:: Required work ::
Repeat each record below exactly, dropping the pictures.
>>
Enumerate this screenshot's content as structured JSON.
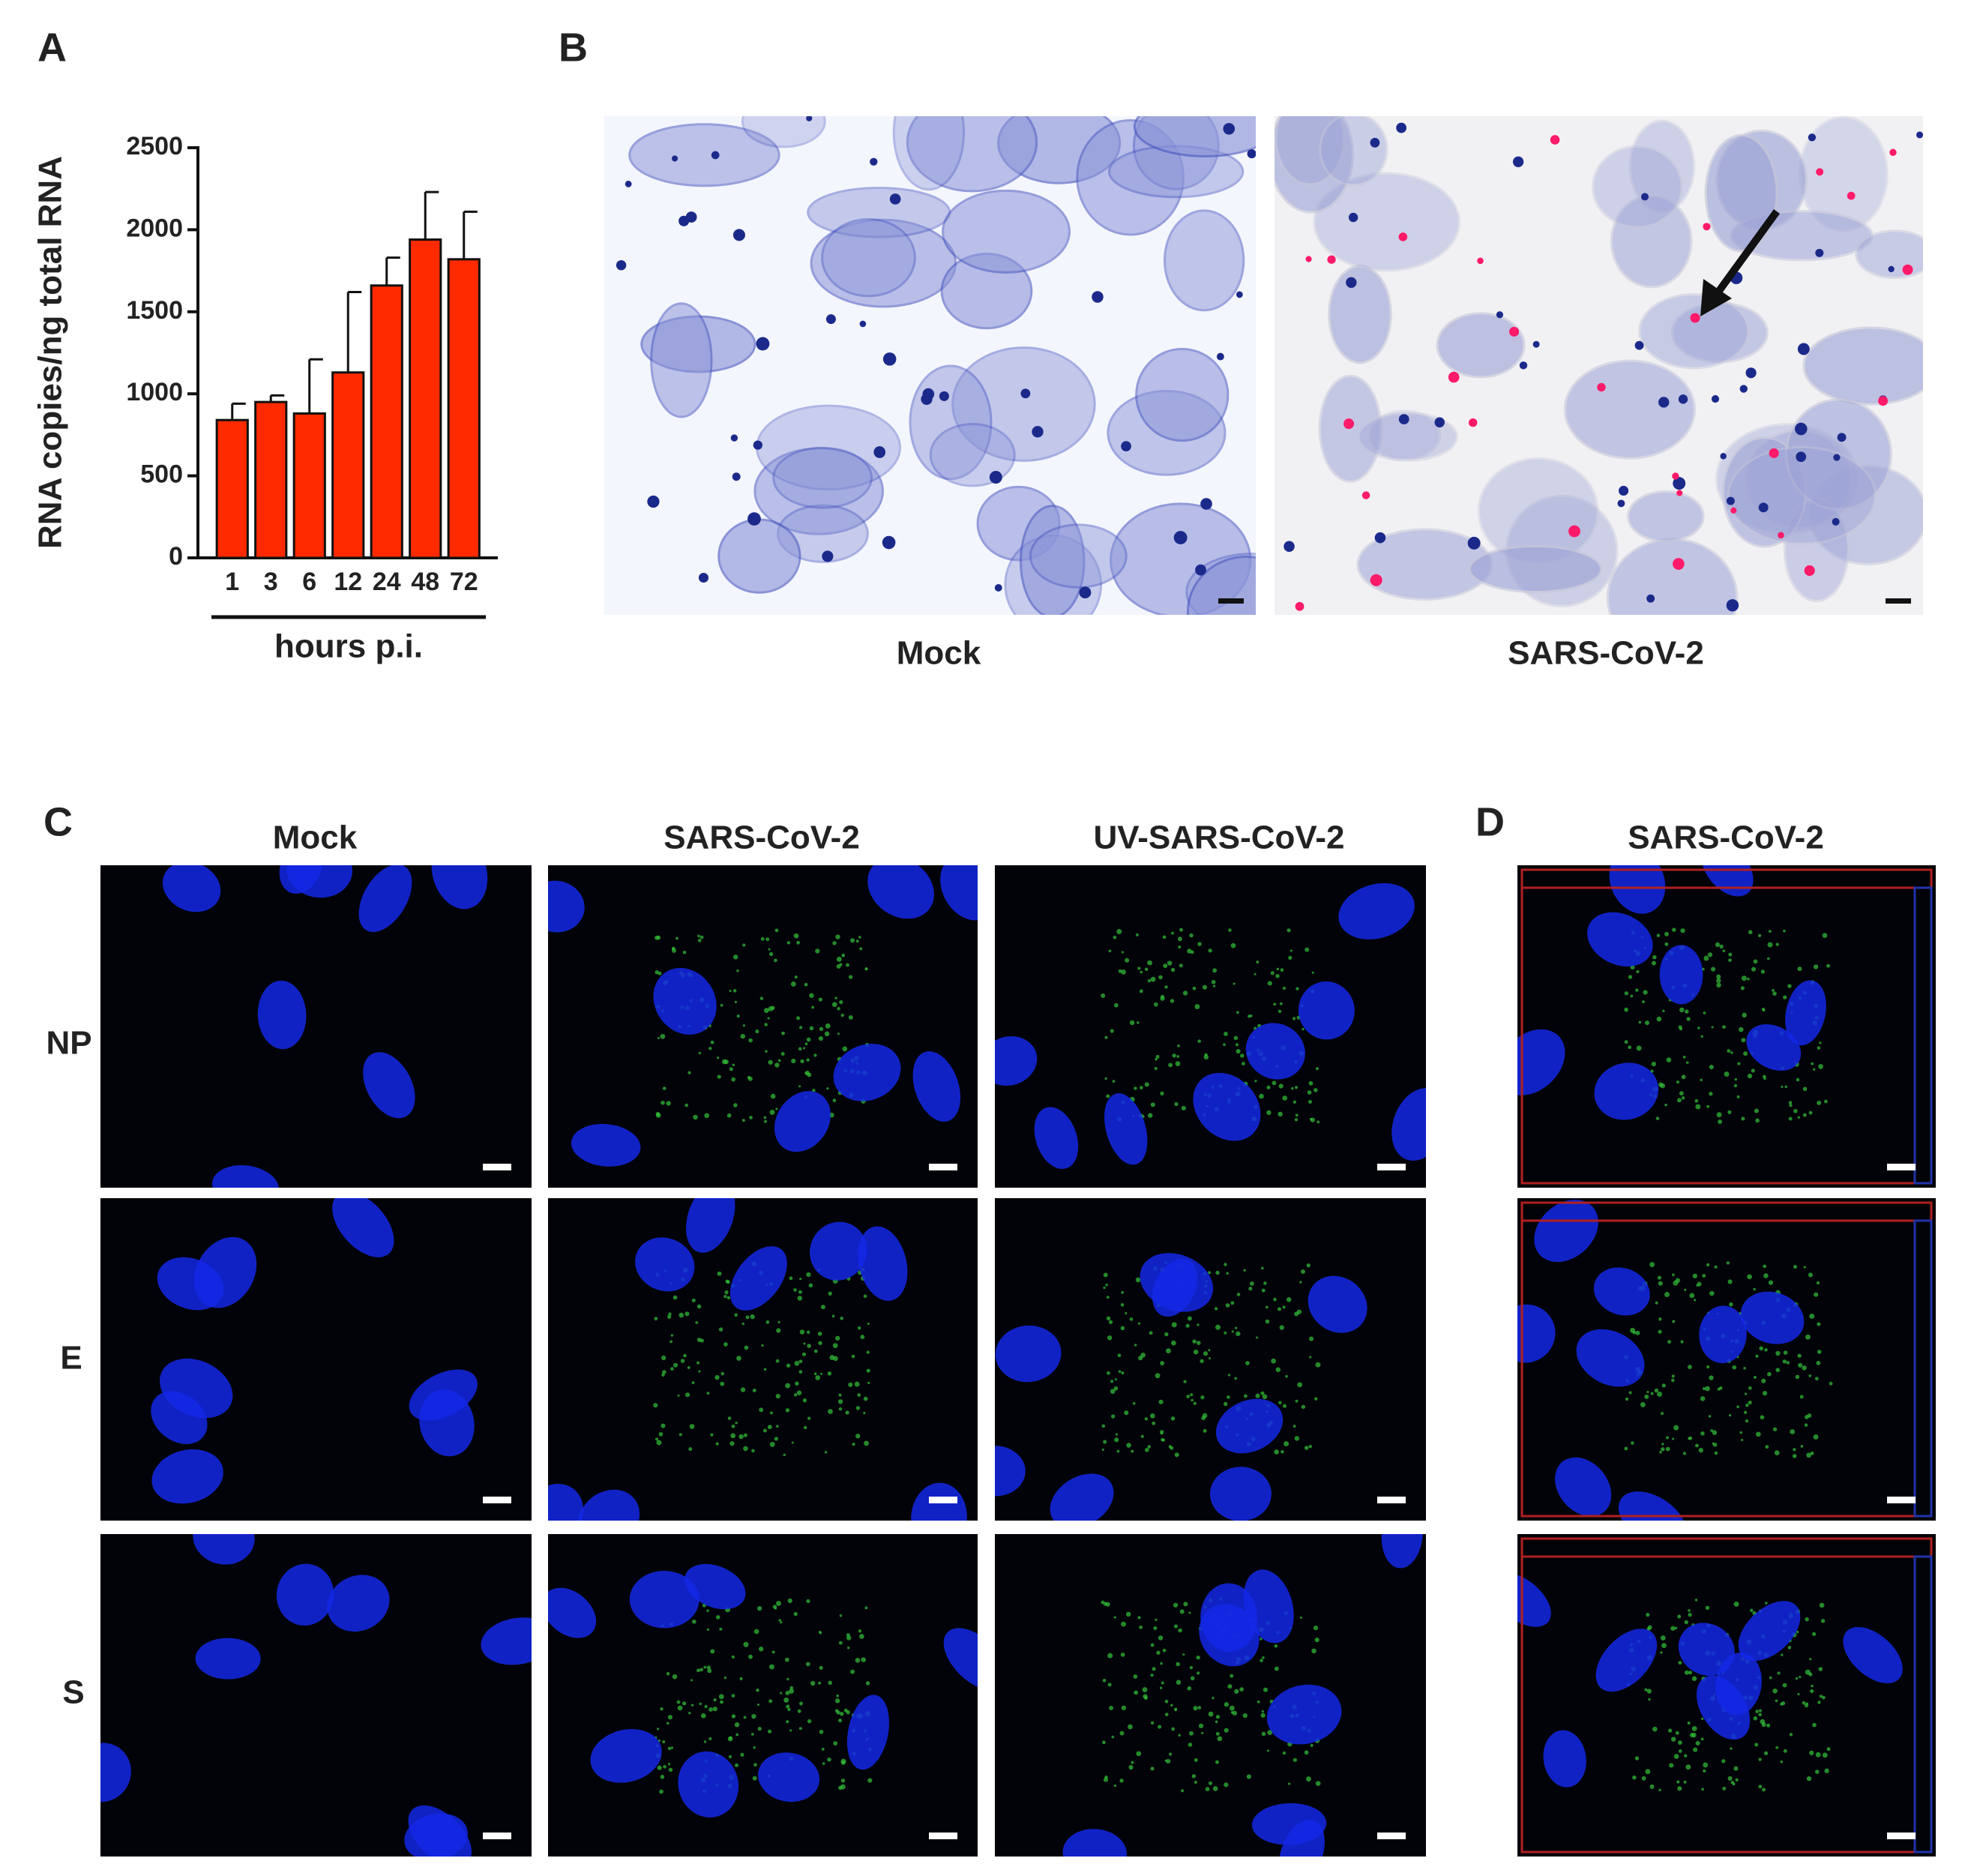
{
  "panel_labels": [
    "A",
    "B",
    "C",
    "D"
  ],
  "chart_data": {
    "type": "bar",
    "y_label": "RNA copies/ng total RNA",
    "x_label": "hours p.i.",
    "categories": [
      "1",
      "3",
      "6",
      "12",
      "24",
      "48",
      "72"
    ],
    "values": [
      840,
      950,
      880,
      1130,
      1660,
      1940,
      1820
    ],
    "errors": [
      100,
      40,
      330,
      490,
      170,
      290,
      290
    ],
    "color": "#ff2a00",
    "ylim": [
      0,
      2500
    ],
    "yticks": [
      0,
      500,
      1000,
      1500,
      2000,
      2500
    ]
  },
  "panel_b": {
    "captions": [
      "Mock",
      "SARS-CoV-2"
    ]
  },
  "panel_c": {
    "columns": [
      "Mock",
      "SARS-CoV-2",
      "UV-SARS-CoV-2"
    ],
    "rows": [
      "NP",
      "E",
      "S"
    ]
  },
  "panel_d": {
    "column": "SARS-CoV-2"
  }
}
<<
:: Complete output ::
Enumerate this screenshot's content as structured JSON.
{
  "panel_labels": [
    "A",
    "B",
    "C",
    "D"
  ],
  "chart_data": {
    "type": "bar",
    "y_label": "RNA copies/ng total RNA",
    "x_label": "hours p.i.",
    "categories": [
      "1",
      "3",
      "6",
      "12",
      "24",
      "48",
      "72"
    ],
    "values": [
      840,
      950,
      880,
      1130,
      1660,
      1940,
      1820
    ],
    "errors": [
      100,
      40,
      330,
      490,
      170,
      290,
      290
    ],
    "color": "#ff2a00",
    "ylim": [
      0,
      2500
    ],
    "yticks": [
      0,
      500,
      1000,
      1500,
      2000,
      2500
    ]
  },
  "panel_b": {
    "captions": [
      "Mock",
      "SARS-CoV-2"
    ]
  },
  "panel_c": {
    "columns": [
      "Mock",
      "SARS-CoV-2",
      "UV-SARS-CoV-2"
    ],
    "rows": [
      "NP",
      "E",
      "S"
    ]
  },
  "panel_d": {
    "column": "SARS-CoV-2"
  }
}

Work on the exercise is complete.